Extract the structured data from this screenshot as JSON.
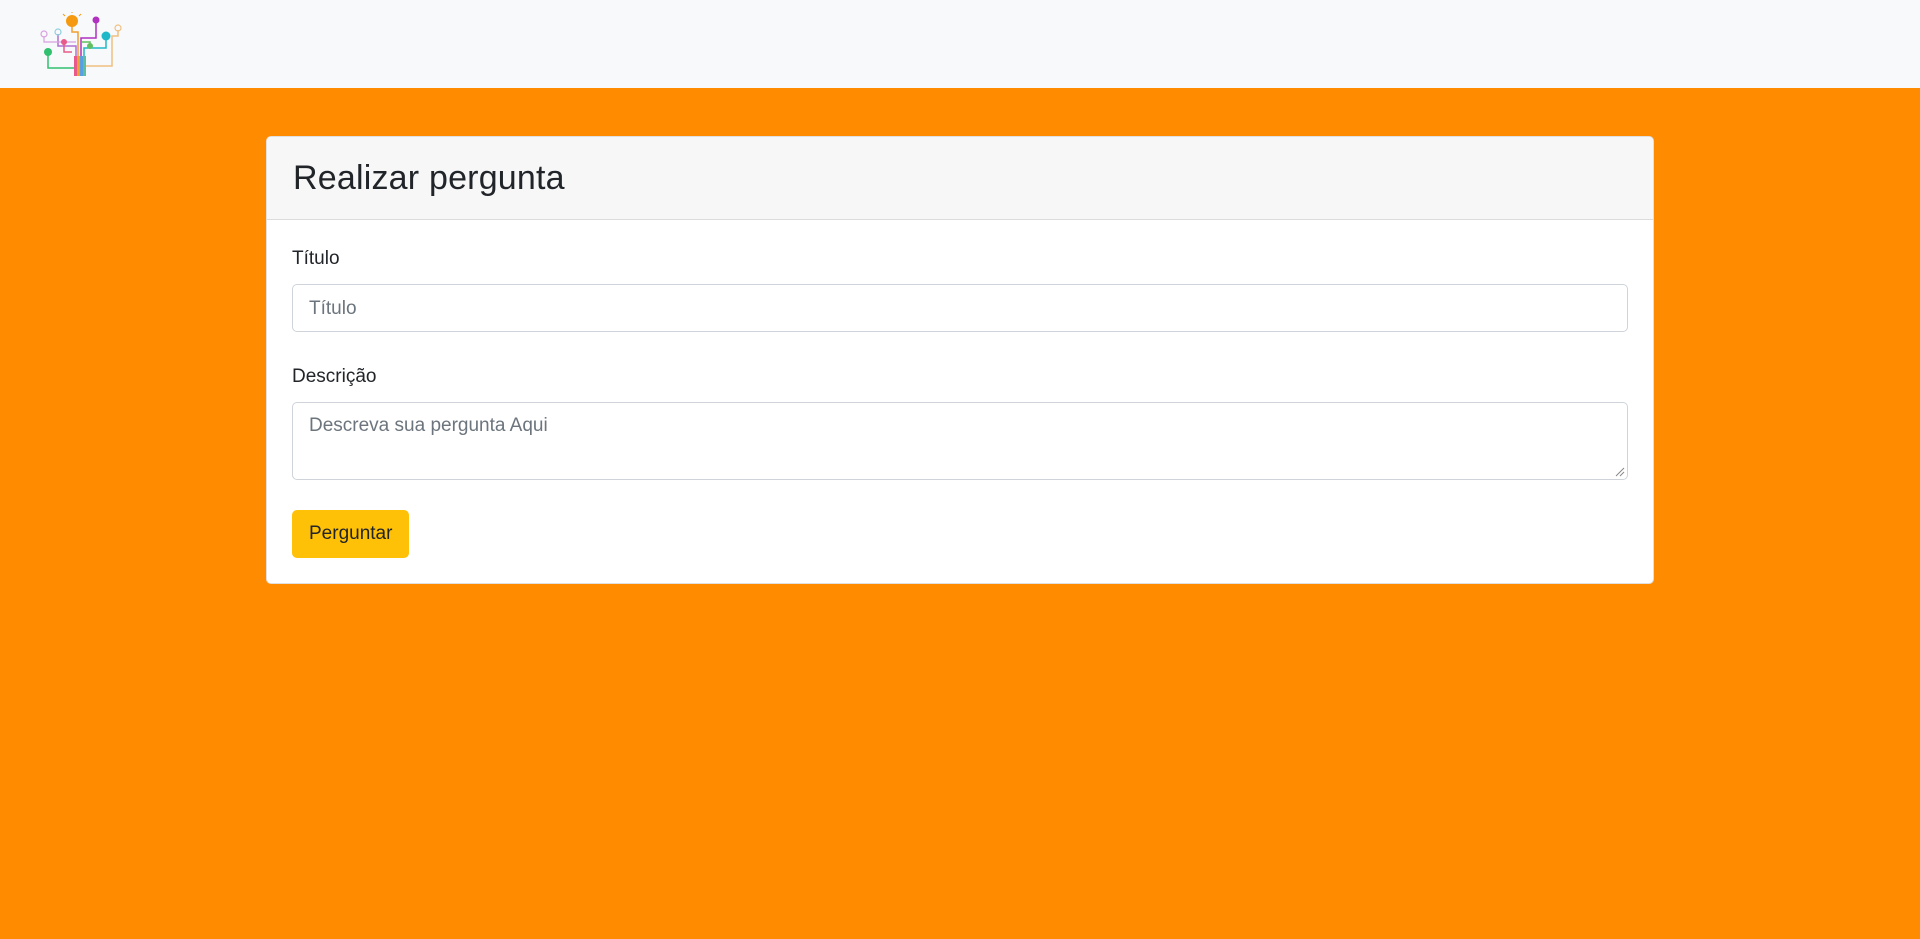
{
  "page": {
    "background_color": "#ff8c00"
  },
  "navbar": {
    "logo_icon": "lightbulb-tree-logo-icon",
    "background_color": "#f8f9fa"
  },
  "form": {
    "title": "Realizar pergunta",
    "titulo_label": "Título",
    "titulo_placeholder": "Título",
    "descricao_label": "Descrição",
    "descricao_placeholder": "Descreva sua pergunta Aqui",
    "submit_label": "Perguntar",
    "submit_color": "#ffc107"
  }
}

---

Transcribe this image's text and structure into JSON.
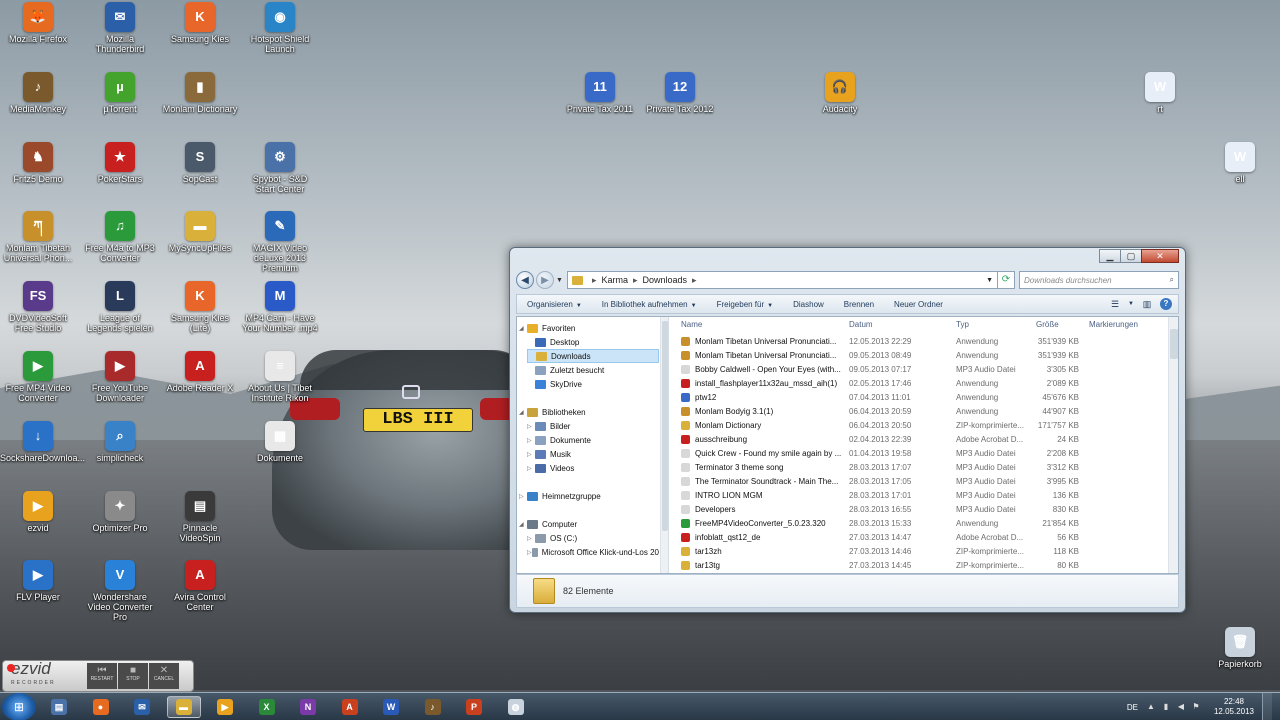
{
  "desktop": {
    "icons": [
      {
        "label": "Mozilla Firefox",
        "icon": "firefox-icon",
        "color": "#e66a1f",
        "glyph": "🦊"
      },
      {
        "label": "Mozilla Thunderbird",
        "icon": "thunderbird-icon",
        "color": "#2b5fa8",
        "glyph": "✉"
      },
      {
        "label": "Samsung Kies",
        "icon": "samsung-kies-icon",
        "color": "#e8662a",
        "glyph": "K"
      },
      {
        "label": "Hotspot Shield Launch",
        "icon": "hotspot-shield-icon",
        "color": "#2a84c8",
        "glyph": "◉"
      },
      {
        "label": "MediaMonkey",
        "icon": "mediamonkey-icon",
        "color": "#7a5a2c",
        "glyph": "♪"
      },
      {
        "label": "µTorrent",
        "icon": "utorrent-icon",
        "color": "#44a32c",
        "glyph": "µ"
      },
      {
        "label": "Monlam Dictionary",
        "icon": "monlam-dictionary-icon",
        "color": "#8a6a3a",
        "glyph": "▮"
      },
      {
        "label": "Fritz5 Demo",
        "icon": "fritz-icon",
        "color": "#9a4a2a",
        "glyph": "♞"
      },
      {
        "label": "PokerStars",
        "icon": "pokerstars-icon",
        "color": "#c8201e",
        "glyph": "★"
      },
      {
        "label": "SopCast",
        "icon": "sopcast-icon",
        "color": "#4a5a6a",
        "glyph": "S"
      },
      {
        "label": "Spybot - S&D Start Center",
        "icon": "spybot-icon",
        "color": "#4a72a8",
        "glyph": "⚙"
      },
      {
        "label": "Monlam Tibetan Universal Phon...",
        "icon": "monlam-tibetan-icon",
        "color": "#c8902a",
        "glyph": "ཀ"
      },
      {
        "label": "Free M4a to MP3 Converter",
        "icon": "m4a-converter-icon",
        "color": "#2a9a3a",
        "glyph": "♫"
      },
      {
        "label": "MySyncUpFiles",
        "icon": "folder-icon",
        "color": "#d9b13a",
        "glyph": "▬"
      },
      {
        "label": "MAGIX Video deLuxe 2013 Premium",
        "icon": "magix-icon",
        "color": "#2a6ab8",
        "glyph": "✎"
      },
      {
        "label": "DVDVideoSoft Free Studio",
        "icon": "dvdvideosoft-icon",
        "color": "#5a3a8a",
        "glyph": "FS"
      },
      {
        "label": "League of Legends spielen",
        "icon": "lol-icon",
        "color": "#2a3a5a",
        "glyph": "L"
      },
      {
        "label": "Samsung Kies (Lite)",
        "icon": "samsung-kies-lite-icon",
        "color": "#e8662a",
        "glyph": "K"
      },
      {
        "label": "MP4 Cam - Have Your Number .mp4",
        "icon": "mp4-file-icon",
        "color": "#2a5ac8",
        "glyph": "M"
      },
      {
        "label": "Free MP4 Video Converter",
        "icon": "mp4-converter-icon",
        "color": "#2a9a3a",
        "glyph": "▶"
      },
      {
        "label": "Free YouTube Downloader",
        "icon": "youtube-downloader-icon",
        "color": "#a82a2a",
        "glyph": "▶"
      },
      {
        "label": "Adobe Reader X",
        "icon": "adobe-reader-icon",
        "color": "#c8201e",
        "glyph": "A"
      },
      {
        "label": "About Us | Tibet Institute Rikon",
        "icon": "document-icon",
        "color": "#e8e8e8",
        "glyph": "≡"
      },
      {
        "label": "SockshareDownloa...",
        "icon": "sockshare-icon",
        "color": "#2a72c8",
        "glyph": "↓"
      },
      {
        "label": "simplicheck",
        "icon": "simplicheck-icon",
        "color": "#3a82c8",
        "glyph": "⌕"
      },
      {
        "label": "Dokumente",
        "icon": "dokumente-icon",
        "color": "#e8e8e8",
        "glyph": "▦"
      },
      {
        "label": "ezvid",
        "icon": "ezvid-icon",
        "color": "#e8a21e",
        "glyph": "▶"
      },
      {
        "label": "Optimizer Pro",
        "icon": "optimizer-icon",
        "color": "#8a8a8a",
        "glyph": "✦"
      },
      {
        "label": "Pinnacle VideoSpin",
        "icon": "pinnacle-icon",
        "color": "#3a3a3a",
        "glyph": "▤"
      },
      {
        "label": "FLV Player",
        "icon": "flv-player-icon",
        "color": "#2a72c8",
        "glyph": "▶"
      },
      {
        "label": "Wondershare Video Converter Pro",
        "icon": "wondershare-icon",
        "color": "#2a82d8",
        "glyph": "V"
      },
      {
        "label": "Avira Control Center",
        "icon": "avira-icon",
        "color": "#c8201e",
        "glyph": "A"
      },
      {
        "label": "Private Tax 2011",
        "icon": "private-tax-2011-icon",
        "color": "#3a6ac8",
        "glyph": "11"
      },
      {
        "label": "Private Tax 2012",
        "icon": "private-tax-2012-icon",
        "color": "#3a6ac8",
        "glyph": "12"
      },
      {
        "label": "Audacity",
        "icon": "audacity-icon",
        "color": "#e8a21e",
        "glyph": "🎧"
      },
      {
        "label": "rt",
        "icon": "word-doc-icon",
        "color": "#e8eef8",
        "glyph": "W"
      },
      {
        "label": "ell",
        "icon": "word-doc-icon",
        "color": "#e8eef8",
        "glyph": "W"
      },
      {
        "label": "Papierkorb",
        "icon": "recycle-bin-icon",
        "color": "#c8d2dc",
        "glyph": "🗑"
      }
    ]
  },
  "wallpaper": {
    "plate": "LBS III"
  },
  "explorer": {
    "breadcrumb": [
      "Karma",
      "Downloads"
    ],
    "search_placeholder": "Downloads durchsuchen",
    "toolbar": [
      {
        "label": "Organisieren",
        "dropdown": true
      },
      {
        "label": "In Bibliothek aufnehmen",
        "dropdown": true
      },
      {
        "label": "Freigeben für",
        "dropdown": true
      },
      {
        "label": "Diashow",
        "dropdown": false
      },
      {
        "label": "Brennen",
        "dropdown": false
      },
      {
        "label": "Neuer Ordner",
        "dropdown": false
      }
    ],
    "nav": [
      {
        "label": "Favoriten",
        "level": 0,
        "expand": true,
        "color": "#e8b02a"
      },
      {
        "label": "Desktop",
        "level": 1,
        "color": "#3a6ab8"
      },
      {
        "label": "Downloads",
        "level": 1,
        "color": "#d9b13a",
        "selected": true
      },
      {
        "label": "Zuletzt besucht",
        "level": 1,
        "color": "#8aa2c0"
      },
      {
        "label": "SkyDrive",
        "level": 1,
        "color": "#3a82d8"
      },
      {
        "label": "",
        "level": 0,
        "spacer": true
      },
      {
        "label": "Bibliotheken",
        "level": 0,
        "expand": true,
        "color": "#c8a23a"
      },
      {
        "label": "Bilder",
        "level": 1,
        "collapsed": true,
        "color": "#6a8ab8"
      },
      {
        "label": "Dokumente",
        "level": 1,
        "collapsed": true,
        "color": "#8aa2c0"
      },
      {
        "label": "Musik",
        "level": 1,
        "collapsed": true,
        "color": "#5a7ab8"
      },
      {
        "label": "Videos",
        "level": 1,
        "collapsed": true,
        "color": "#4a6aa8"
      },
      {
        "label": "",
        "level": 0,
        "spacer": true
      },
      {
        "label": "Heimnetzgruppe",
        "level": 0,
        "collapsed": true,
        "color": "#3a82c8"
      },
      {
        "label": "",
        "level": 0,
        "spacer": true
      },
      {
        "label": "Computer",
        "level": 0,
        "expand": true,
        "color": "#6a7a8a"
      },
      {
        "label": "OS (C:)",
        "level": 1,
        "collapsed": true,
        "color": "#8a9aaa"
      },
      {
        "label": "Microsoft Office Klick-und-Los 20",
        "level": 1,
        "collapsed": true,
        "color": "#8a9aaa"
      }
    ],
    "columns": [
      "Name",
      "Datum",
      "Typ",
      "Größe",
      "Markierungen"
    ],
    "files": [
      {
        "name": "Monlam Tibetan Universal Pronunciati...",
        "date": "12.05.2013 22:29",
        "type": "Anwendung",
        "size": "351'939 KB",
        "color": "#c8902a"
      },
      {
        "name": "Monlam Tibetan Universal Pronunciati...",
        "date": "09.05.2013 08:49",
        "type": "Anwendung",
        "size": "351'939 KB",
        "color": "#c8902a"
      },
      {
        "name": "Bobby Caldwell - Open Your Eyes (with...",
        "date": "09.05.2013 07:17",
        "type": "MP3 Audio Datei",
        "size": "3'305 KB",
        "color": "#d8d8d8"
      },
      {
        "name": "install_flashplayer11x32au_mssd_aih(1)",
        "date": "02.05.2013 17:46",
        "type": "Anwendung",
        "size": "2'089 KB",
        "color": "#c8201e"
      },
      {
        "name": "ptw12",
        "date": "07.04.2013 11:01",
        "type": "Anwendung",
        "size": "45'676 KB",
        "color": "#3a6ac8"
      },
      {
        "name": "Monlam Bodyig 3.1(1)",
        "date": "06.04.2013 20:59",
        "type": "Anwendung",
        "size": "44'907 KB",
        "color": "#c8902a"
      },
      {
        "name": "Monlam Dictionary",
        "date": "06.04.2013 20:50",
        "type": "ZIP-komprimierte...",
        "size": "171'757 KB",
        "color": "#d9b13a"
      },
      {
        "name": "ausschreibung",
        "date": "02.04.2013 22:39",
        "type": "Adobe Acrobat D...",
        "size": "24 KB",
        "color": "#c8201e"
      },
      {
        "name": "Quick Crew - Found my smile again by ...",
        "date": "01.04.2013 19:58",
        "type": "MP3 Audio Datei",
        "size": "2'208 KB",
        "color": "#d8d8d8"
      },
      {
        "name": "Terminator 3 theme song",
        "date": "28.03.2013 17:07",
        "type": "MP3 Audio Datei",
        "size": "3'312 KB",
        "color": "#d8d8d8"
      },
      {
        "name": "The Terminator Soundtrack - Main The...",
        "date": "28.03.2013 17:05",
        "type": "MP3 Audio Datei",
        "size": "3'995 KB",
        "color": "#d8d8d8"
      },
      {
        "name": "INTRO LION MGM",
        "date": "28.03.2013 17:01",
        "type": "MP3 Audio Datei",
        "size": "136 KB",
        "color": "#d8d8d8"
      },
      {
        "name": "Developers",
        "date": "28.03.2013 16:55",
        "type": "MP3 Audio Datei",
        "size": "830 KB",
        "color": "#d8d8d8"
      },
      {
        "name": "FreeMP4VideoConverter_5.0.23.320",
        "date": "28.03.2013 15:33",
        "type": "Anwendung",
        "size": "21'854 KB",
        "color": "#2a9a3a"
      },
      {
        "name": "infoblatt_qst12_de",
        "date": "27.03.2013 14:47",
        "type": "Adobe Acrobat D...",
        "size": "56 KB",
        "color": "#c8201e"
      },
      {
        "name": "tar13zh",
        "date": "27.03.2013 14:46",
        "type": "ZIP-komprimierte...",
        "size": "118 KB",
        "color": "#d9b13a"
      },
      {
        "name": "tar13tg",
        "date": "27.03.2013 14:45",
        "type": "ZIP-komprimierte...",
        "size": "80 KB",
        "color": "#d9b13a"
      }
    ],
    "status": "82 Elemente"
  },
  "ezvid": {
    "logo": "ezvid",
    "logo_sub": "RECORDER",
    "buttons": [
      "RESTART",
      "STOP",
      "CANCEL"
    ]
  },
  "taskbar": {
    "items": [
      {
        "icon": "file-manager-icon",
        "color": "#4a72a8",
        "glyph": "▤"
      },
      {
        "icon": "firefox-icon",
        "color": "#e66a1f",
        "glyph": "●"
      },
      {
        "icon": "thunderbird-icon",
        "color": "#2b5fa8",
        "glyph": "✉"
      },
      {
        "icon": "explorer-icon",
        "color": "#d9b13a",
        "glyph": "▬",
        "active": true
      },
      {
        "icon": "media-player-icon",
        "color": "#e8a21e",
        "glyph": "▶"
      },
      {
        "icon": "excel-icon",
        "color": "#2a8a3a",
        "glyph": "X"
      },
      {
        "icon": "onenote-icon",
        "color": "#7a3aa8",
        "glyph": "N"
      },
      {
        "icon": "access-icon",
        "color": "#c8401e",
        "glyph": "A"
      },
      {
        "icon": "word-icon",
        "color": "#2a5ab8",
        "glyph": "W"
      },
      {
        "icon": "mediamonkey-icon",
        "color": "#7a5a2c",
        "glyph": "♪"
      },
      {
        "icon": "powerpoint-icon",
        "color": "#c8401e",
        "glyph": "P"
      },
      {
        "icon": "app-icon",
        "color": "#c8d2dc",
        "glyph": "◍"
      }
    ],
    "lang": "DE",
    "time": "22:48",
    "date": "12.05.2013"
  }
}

* * *

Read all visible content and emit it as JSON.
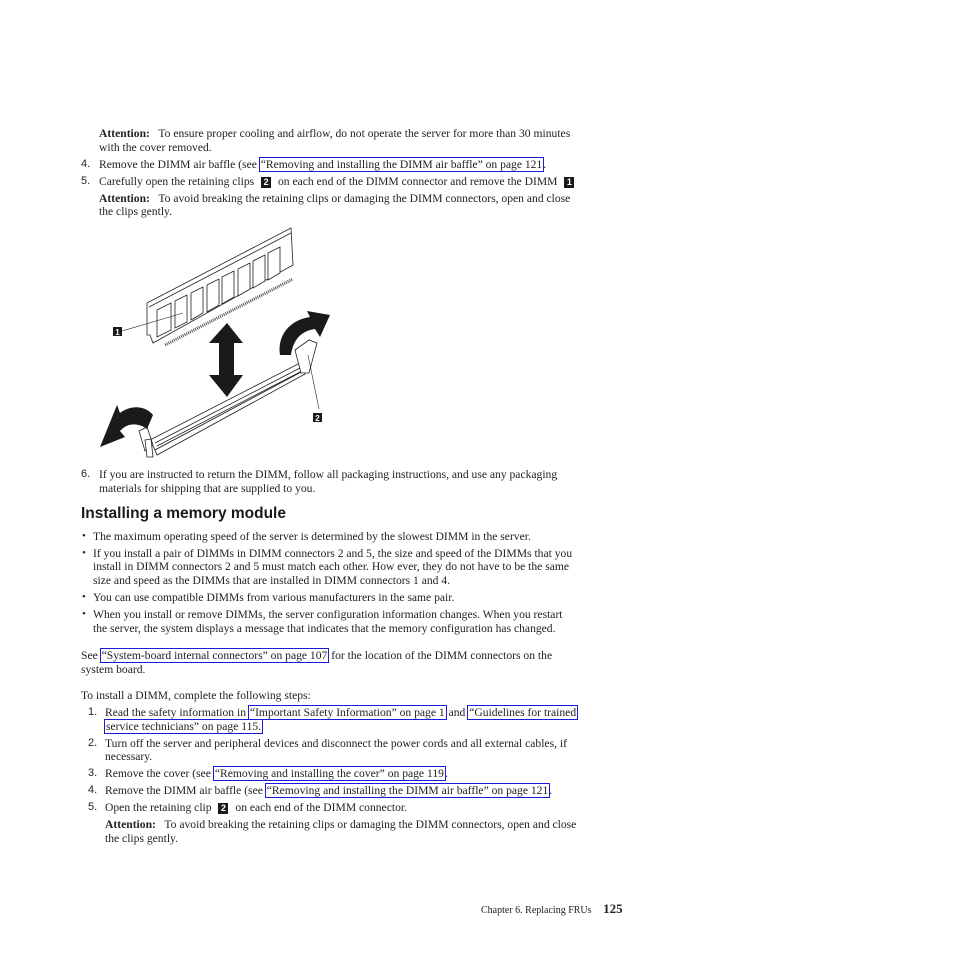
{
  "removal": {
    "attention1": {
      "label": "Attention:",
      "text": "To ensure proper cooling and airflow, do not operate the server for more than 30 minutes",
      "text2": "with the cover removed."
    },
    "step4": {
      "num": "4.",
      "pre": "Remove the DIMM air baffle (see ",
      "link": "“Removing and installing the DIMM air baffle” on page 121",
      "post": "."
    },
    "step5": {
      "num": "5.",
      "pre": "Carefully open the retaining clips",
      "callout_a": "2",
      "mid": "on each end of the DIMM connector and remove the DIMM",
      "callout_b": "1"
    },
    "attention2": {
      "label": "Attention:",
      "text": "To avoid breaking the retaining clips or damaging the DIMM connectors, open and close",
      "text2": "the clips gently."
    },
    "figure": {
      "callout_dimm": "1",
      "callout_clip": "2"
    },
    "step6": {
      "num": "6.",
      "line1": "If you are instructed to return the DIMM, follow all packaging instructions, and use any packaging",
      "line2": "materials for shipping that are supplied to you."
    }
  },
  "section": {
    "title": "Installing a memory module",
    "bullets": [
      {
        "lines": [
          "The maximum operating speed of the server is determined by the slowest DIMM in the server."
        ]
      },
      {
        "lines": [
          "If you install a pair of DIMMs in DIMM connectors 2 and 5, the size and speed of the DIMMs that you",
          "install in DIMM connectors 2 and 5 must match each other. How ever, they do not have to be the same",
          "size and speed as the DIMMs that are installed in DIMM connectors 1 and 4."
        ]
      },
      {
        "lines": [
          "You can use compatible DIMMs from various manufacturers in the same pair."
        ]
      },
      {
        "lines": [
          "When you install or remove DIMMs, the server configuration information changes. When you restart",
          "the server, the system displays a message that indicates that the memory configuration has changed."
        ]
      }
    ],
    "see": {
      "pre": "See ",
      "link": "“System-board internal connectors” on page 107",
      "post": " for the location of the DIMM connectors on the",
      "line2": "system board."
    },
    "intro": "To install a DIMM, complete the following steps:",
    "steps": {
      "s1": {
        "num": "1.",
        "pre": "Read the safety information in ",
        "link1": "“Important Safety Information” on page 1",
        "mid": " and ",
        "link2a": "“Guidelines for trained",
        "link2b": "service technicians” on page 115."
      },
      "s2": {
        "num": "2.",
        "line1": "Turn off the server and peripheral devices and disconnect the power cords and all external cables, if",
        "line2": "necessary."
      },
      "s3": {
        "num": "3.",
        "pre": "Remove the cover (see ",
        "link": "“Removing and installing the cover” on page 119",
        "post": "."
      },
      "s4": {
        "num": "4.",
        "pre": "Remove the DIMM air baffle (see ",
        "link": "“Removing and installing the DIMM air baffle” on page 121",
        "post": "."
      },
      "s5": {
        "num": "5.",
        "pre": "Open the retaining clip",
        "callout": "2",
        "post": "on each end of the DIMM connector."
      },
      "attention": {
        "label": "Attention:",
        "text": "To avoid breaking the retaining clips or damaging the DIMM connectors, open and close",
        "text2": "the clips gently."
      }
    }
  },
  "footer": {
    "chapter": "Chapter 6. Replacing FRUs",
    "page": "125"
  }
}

**SET PROBLEM:**
Pull out every line of the records that includes the string "title".

**TASK OUTPUT:**
    "title": "Realizar pergunta",
    "title": "Installing a memory module",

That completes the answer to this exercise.